What is asked:
Check each line of the material. Copy those containing "minoritario".

Data supplied:
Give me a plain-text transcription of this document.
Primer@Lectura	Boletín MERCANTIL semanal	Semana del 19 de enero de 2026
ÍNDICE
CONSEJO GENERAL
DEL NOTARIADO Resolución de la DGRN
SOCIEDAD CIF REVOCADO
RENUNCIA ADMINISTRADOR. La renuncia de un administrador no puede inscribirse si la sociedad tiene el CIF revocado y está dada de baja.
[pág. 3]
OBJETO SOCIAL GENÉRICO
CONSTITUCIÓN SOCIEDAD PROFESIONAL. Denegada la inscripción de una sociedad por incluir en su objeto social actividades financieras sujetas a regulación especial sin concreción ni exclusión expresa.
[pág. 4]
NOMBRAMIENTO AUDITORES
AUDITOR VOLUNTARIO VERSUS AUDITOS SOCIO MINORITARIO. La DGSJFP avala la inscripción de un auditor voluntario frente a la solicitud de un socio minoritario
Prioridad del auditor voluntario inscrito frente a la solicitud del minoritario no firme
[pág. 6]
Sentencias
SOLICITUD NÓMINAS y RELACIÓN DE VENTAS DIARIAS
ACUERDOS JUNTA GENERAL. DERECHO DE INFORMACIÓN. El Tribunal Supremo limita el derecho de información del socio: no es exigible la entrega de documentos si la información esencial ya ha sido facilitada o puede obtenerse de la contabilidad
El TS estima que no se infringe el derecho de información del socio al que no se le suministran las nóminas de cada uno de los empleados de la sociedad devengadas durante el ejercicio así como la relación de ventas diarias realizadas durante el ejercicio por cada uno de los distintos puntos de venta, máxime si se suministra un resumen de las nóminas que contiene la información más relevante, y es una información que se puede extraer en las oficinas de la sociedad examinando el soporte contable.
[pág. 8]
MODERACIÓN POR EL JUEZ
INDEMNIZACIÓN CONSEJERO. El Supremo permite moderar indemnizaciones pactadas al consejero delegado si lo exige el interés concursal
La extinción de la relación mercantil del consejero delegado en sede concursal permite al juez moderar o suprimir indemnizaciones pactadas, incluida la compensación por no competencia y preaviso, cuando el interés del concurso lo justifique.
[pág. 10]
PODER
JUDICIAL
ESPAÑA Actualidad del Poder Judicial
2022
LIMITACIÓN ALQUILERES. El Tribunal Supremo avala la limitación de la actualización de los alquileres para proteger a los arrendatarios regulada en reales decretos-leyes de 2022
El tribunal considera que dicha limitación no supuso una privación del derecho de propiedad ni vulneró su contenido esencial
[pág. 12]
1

Solution to this task:
AUDITOR VOLUNTARIO VERSUS AUDITOS SOCIO MINORITARIO. La DGSJFP avala la inscripción de un auditor voluntario frente a la solicitud de un socio minoritario
Prioridad del auditor voluntario inscrito frente a la solicitud del minoritario no firme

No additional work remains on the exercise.